## start Data excerpts

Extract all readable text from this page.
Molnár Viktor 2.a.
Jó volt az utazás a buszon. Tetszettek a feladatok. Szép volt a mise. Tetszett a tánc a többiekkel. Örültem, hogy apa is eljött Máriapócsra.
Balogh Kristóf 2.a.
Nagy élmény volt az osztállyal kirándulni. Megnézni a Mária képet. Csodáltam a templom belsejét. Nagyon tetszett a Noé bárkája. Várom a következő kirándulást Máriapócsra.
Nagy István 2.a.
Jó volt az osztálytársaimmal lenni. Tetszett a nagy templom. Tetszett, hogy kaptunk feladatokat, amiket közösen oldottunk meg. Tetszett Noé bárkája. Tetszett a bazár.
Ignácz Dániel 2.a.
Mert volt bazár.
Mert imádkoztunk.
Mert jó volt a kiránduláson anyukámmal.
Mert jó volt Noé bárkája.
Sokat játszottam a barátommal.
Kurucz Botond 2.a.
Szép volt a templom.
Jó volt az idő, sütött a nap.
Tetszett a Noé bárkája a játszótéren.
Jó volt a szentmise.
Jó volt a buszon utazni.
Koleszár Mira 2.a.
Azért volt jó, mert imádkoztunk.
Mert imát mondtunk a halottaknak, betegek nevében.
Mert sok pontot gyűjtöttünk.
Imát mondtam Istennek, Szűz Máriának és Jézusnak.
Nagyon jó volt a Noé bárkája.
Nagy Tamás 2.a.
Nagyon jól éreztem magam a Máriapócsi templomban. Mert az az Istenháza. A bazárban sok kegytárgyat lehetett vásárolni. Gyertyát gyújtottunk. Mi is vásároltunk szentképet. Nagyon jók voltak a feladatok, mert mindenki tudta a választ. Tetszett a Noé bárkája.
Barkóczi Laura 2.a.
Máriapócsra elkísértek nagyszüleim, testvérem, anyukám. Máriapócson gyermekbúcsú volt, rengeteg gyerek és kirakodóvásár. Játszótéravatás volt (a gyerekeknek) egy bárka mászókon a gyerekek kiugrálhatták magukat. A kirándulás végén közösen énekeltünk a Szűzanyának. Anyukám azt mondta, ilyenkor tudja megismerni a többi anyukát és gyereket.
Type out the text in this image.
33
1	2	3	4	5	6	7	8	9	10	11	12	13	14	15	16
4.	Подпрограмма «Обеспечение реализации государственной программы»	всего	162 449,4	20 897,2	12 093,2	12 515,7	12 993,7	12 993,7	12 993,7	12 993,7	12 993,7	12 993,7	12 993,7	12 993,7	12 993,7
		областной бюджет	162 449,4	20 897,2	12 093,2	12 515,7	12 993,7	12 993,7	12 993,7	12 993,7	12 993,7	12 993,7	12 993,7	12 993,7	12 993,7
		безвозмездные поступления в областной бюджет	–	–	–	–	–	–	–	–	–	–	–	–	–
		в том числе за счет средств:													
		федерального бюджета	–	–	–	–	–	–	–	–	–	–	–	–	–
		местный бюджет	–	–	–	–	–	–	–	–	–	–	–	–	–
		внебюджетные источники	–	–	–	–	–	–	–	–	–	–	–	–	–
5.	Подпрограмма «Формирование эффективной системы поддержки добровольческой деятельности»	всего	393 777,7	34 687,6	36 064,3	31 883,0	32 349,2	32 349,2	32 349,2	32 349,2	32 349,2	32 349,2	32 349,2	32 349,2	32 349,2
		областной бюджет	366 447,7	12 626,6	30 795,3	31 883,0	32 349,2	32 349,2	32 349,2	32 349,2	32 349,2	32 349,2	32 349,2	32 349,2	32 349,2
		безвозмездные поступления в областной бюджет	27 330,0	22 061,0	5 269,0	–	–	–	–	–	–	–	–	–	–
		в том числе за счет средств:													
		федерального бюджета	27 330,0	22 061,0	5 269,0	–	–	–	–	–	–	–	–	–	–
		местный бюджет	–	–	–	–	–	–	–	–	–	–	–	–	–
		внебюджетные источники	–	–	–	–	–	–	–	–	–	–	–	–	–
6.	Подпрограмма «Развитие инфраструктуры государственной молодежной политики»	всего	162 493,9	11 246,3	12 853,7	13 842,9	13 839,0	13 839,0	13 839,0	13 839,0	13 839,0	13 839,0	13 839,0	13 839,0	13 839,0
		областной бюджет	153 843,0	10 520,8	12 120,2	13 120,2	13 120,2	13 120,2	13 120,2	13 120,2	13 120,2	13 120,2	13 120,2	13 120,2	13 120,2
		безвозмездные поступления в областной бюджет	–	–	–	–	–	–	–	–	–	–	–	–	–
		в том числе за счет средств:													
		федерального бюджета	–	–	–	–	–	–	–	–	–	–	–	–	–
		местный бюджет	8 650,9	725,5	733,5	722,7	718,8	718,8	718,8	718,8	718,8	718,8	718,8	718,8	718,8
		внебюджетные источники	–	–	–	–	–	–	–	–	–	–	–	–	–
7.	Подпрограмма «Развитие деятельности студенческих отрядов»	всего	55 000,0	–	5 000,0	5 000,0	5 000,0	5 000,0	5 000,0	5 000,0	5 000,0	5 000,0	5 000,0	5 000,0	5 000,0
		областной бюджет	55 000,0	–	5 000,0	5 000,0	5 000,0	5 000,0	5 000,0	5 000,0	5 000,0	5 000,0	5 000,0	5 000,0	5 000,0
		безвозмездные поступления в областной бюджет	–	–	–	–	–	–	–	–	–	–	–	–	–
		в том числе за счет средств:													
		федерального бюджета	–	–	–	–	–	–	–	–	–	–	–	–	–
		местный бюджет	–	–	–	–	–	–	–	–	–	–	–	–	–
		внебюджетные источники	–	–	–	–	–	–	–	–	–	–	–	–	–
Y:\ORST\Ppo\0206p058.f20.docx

## end Data excerpts

Given instruction: From the records above, pick out and copy each line holding the word "this".

Task result:
Extract all readable text from this page.
Type out the text in this image.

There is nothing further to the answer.